▶ [Exercise directions]: Exclude the pictures and reproduce the remaining data exactly as written.
── Record extracts ──
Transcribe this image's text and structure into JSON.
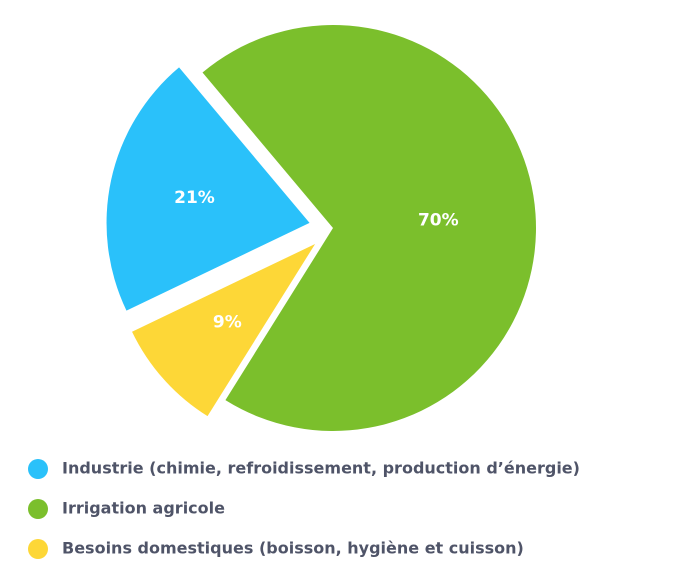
{
  "chart_data": {
    "type": "pie",
    "categories": [
      "Industrie (chimie, refroidissement, production d’énergie)",
      "Irrigation agricole",
      "Besoins domestiques (boisson, hygiène et cuisson)"
    ],
    "values": [
      21,
      70,
      9
    ],
    "value_labels": [
      "21%",
      "70%",
      "9%"
    ],
    "colors": [
      "#2ac1fa",
      "#7bbf2c",
      "#fdd737"
    ],
    "legend": "bottom"
  }
}
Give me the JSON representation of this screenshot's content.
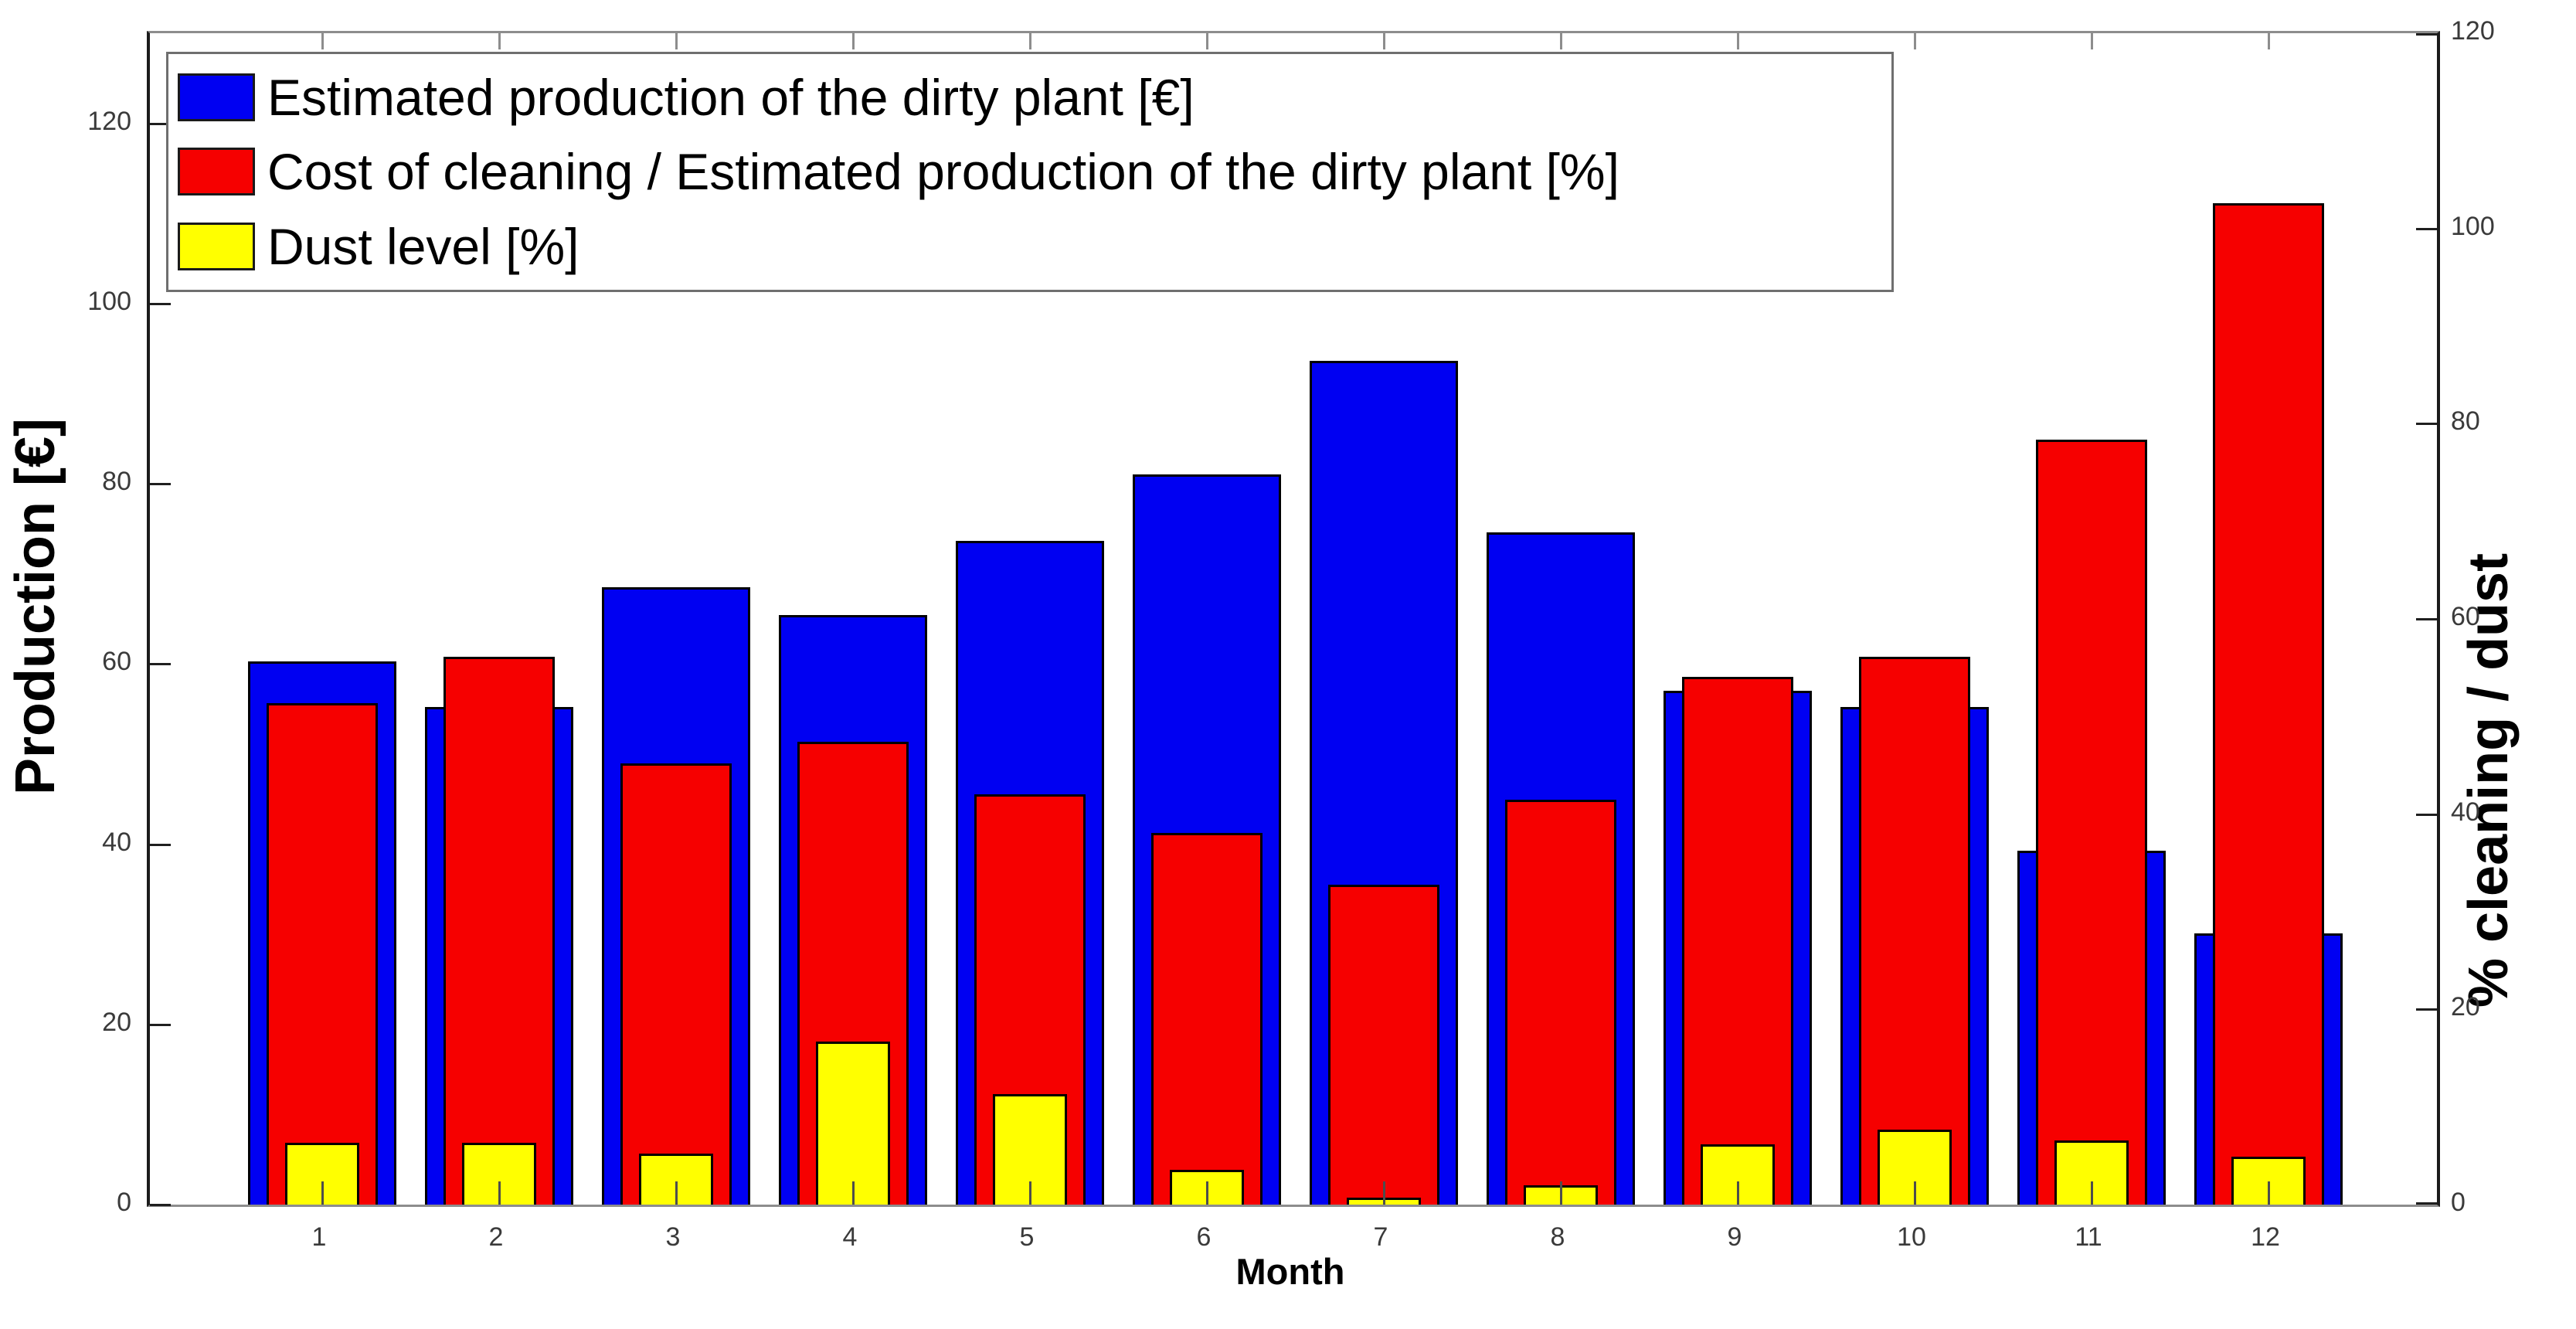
───
▶ [Exercise solution]:
Transcribe this image's text and structure into JSON.
{
  "chart_data": {
    "type": "pie",
    "categories": [
      "Industrie (chimie, refroidissement, production d’énergie)",
      "Irrigation agricole",
      "Besoins domestiques (boisson, hygiène et cuisson)"
    ],
    "values": [
      21,
      70,
      9
    ],
    "value_labels": [
      "21%",
      "70%",
      "9%"
    ],
    "colors": [
      "#2ac1fa",
      "#7bbf2c",
      "#fdd737"
    ],
    "legend": "bottom"
  }
}
Give me the JSON representation of this screenshot's content.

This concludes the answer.